_Source records_
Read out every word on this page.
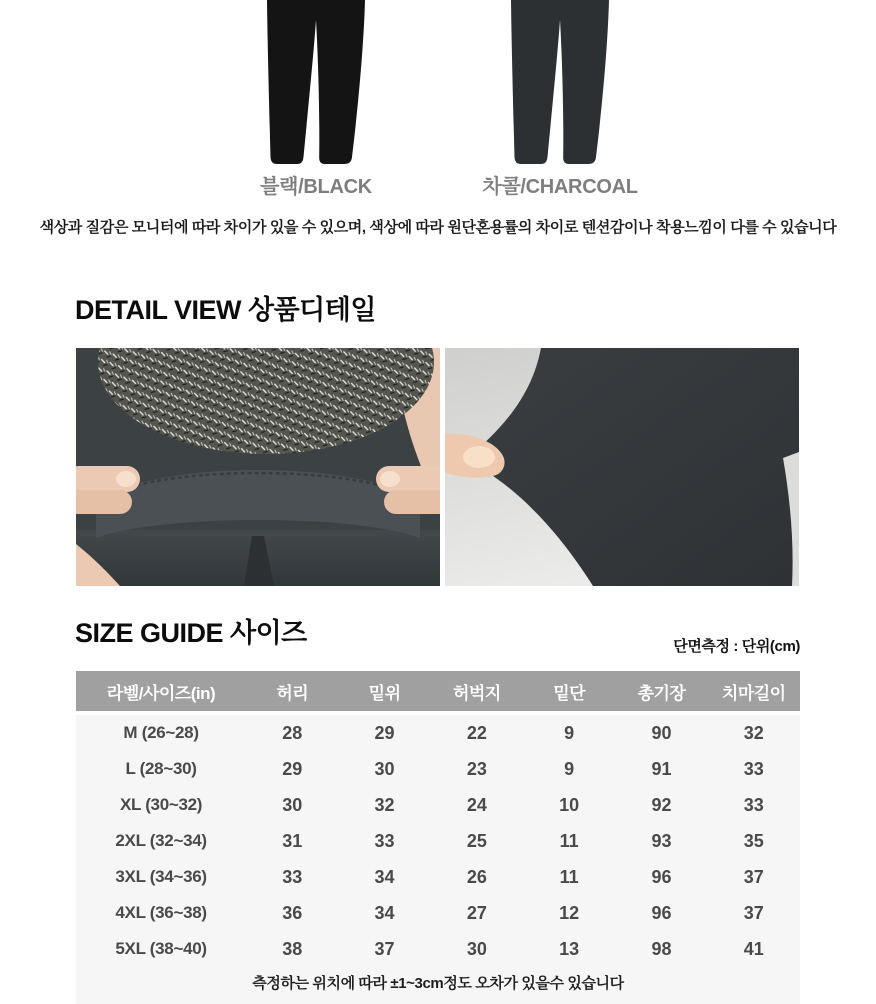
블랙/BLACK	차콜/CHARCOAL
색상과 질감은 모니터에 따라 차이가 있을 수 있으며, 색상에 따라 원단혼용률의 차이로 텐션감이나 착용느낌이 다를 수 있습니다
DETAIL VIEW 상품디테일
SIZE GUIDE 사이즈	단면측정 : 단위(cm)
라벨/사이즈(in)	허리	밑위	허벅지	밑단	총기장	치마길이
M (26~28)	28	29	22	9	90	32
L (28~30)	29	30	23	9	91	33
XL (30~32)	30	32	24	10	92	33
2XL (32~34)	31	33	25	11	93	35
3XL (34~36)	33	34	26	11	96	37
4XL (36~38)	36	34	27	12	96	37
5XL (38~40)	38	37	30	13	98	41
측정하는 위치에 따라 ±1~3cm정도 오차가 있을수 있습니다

_Aim_
Reproduce the material above verbatim; omit every picture.

_Written answer_
Read out every word on this page.
블랙/BLACK	차콜/CHARCOAL
색상과 질감은 모니터에 따라 차이가 있을 수 있으며, 색상에 따라 원단혼용률의 차이로 텐션감이나 착용느낌이 다를 수 있습니다
DETAIL VIEW 상품디테일
SIZE GUIDE 사이즈	단면측정 : 단위(cm)
라벨/사이즈(in)	허리	밑위	허벅지	밑단	총기장	치마길이
M (26~28)	28	29	22	9	90	32
L (28~30)	29	30	23	9	91	33
XL (30~32)	30	32	24	10	92	33
2XL (32~34)	31	33	25	11	93	35
3XL (34~36)	33	34	26	11	96	37
4XL (36~38)	36	34	27	12	96	37
5XL (38~40)	38	37	30	13	98	41
측정하는 위치에 따라 ±1~3cm정도 오차가 있을수 있습니다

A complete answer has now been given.